● **GOAL OF THE EXERCISE**:
Only a number is expected: how many lines in the data below contain the word "Weaver".

● **Saved data entries**:
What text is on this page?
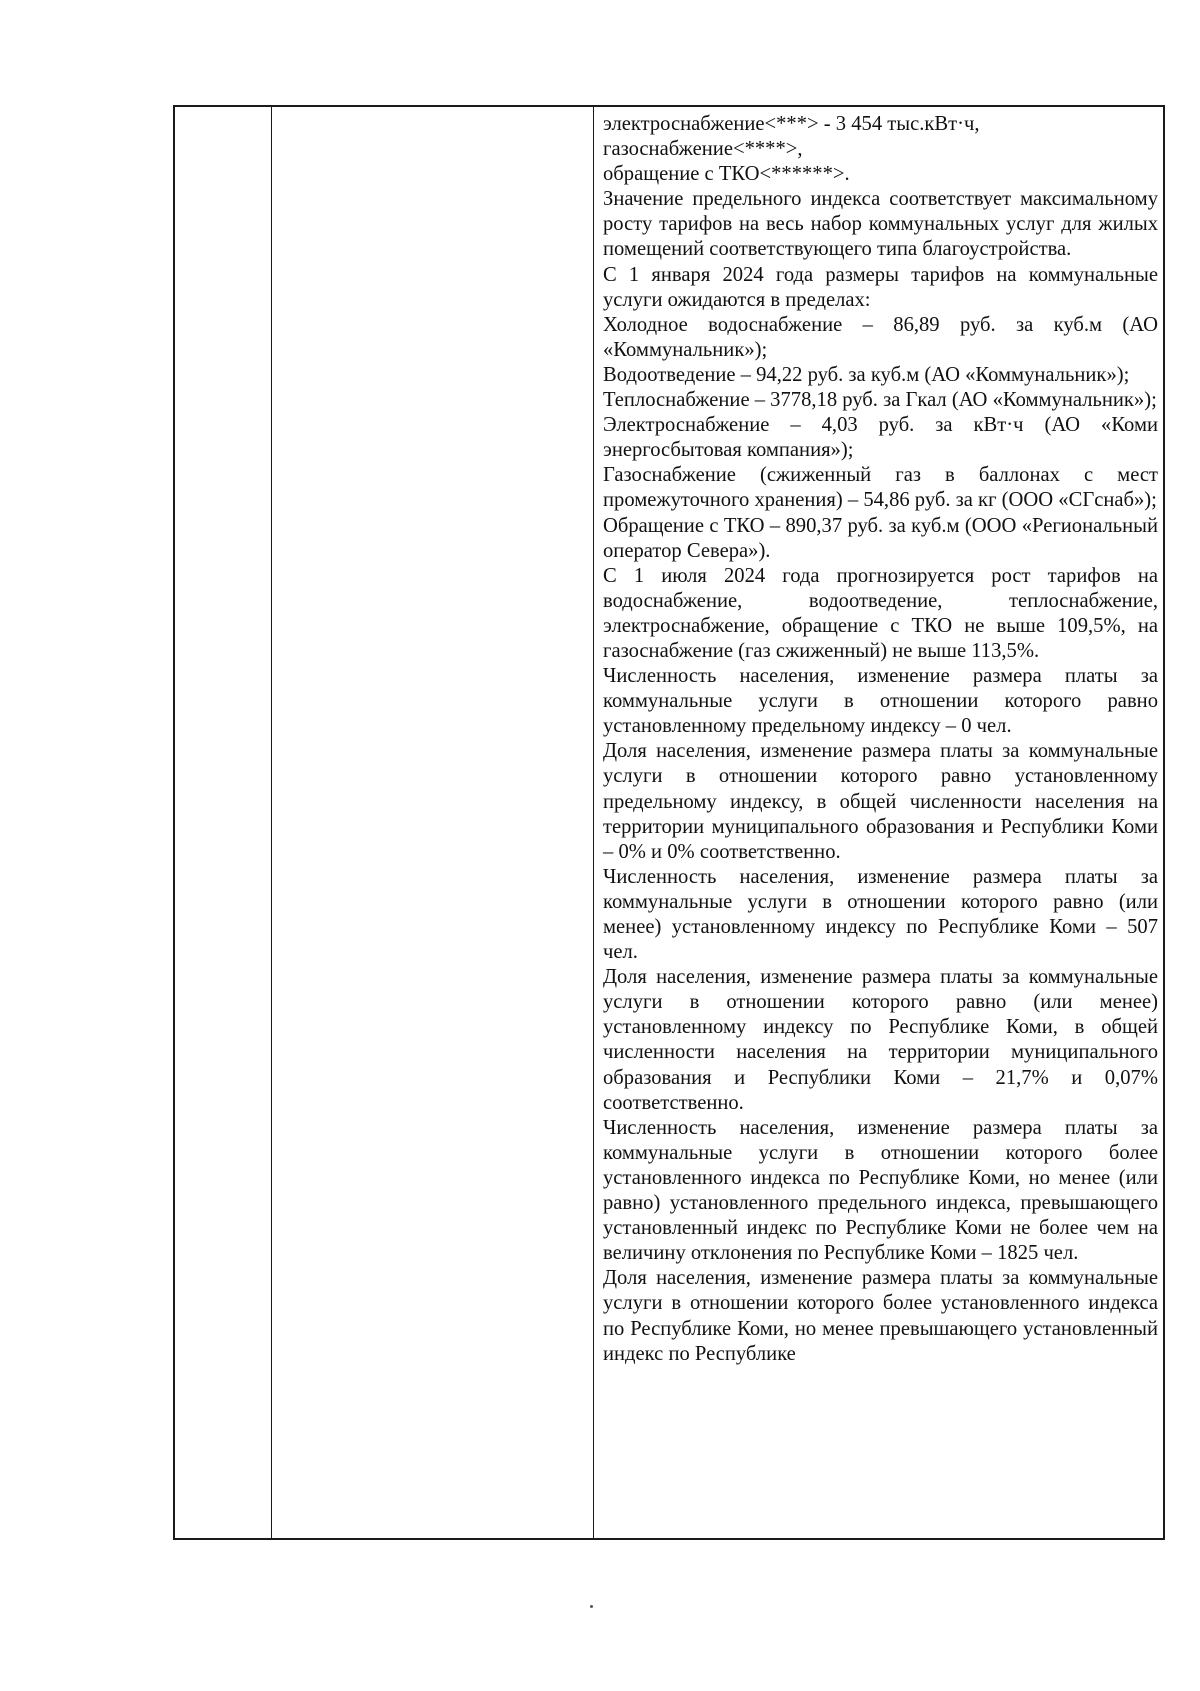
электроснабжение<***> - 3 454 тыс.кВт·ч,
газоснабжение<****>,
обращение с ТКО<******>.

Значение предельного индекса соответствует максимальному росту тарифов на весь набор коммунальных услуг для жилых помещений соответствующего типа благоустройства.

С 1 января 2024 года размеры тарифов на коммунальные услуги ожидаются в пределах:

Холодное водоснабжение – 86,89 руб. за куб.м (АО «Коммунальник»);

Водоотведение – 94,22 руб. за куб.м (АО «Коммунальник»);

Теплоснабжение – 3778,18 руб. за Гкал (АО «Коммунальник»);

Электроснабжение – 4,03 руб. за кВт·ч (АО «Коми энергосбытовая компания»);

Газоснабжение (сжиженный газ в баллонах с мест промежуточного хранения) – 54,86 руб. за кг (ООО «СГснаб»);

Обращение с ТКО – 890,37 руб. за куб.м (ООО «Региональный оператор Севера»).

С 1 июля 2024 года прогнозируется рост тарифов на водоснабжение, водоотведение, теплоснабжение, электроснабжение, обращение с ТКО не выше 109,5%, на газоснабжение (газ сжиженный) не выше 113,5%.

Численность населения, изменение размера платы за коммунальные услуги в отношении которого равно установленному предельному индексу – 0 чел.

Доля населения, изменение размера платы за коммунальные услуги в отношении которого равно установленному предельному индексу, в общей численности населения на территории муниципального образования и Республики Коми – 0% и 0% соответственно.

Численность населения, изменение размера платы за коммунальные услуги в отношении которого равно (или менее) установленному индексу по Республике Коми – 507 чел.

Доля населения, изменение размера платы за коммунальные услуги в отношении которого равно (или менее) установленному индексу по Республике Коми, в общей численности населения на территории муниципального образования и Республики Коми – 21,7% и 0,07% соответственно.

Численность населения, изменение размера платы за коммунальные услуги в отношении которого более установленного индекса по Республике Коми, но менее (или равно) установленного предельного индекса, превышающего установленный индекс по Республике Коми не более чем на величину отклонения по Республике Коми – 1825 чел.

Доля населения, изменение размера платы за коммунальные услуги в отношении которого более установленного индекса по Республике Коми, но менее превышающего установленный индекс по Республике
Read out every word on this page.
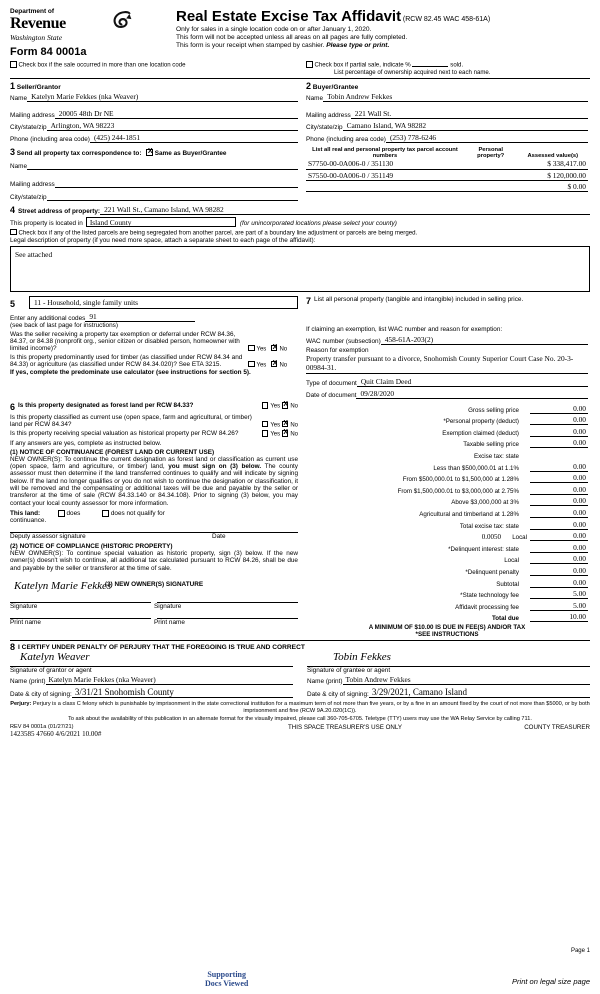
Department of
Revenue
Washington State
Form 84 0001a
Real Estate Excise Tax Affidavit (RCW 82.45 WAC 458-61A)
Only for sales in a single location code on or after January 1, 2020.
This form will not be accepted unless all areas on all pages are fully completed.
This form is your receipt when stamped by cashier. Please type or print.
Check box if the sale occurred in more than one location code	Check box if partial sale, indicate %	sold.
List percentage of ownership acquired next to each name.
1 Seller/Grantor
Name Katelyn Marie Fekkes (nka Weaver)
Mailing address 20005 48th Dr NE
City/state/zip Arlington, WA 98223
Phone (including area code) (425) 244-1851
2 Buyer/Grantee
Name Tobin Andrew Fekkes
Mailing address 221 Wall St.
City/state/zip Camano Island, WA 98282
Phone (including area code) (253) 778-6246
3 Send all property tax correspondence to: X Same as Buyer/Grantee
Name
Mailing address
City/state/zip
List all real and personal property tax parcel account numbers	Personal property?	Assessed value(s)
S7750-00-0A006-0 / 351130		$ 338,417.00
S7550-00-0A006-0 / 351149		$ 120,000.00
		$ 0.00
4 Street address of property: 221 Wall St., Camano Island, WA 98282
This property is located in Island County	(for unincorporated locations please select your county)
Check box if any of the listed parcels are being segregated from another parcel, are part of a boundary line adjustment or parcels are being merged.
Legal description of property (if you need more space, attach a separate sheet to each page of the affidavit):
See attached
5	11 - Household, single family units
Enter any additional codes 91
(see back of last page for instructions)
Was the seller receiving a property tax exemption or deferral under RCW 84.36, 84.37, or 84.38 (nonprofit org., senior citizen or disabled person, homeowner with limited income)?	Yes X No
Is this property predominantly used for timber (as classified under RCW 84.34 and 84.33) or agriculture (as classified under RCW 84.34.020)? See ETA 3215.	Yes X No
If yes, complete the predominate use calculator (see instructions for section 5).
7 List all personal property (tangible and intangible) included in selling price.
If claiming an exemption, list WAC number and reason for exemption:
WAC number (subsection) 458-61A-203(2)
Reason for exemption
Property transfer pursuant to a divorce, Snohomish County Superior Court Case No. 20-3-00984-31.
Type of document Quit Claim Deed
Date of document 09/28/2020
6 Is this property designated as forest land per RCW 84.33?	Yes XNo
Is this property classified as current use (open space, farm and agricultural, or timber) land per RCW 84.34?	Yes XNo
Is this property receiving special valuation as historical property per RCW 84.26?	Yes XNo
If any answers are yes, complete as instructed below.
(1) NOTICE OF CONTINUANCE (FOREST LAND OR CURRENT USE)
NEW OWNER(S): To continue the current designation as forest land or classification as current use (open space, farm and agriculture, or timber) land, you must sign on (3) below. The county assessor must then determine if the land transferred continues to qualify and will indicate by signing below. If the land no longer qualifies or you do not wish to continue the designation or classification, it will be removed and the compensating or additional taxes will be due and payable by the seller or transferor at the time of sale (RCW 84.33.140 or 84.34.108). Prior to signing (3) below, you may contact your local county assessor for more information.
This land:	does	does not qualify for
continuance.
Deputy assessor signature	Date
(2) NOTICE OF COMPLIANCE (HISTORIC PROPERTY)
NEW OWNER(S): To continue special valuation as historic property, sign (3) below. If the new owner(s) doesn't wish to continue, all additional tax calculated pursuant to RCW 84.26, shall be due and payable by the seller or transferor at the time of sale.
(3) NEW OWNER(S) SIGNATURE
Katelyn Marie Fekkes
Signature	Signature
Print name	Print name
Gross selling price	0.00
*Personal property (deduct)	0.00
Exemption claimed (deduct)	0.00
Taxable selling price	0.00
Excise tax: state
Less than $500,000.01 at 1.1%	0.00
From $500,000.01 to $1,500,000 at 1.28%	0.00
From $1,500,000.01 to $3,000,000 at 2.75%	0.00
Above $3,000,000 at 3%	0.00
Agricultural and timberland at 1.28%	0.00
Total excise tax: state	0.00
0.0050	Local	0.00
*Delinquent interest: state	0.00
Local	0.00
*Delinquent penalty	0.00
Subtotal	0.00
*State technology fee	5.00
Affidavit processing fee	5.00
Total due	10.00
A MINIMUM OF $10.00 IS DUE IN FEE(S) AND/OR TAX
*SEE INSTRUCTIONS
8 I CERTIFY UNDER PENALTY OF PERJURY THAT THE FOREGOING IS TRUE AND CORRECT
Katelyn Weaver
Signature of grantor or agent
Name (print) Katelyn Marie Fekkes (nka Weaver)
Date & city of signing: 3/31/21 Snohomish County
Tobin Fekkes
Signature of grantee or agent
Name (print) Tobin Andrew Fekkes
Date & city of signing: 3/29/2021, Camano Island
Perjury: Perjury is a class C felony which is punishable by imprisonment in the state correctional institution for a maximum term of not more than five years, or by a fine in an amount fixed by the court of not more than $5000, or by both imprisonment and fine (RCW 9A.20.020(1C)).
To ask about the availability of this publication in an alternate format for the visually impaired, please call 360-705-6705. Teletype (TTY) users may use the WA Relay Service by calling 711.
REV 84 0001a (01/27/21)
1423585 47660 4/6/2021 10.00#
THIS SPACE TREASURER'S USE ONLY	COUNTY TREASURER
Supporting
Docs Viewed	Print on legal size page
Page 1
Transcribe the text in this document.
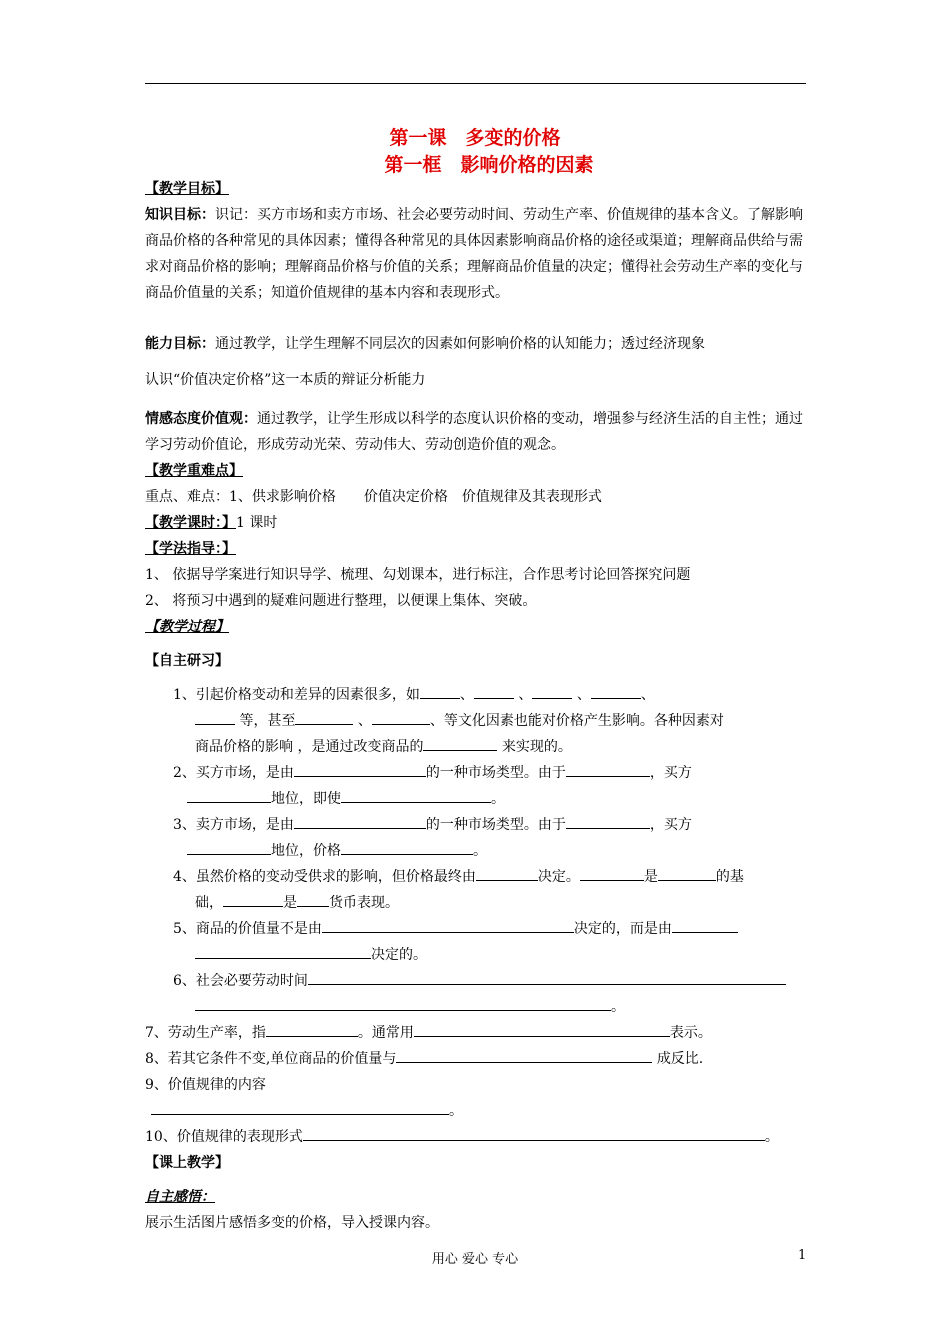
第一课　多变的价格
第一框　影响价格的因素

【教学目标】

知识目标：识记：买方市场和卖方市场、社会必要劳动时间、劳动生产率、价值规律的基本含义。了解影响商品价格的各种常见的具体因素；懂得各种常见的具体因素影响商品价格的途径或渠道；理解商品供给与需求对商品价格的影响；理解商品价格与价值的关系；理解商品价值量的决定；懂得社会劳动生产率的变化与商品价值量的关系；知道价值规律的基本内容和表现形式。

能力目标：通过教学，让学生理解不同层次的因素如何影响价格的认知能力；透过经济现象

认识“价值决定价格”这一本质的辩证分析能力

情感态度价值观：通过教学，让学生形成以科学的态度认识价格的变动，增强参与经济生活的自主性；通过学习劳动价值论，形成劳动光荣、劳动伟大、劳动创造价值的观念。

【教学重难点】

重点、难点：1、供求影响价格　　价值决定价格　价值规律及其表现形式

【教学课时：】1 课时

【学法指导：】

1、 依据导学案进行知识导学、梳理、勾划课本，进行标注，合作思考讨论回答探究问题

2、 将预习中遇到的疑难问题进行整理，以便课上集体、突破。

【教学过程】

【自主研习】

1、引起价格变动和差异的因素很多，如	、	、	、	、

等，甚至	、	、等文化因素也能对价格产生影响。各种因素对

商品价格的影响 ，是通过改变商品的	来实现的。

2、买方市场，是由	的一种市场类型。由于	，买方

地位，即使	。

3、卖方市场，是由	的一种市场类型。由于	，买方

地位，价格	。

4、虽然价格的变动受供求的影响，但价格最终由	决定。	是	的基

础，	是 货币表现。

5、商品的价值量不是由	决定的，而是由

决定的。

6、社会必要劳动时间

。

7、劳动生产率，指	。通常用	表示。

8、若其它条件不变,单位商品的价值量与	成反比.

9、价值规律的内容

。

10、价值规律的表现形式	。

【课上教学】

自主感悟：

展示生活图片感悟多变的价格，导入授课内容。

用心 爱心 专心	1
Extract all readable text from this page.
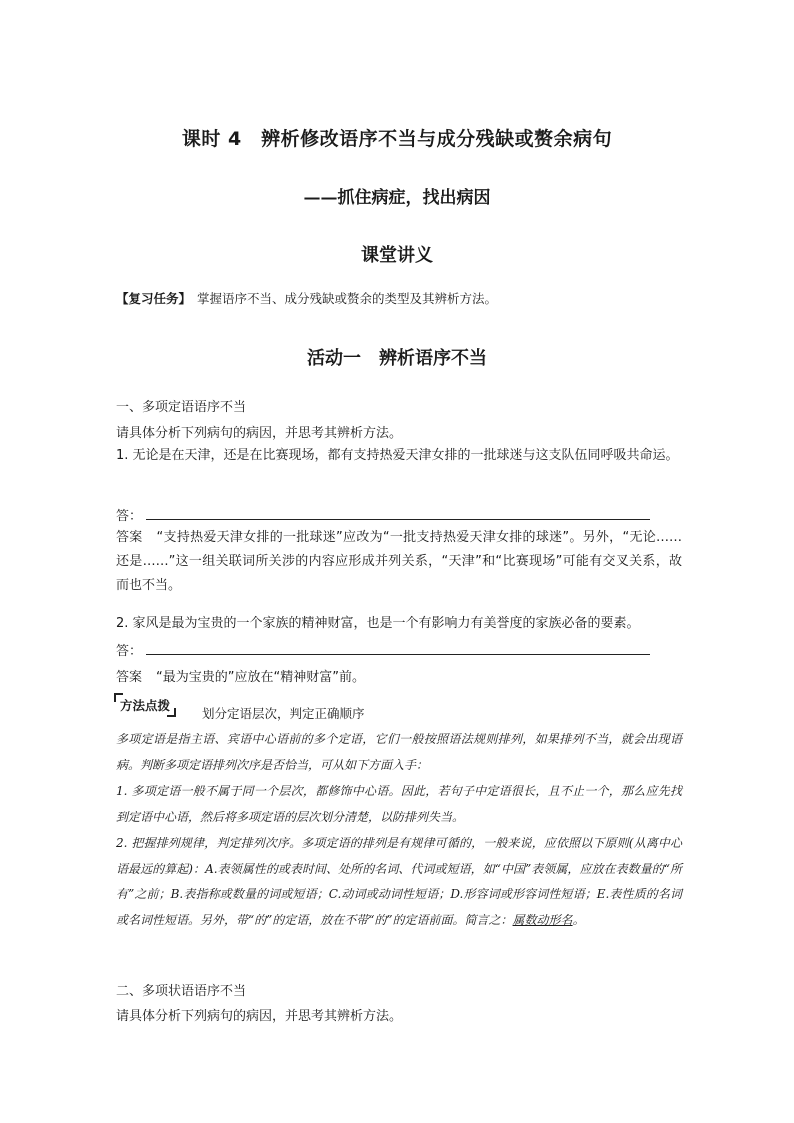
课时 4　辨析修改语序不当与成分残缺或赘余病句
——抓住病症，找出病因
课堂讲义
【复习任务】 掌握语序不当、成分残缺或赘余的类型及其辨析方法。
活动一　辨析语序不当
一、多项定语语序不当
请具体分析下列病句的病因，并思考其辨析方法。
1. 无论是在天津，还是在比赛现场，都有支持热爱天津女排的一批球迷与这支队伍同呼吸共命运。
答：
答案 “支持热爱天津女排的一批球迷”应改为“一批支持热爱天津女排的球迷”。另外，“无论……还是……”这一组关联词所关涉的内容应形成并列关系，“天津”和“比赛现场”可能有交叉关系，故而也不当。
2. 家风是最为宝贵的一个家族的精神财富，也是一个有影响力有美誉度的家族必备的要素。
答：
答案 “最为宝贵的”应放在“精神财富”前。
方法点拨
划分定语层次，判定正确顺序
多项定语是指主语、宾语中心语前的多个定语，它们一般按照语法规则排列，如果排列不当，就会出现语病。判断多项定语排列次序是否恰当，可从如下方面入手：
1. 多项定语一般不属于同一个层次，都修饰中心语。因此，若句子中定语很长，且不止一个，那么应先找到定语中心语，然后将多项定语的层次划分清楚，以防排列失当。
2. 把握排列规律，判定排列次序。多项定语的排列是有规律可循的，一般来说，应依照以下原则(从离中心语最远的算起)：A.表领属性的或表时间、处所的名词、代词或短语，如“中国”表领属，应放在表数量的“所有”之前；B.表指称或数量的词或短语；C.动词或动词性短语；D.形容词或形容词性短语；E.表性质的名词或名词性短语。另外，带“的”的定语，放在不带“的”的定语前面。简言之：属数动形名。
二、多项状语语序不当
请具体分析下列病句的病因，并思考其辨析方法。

● **RESPONSE**:
3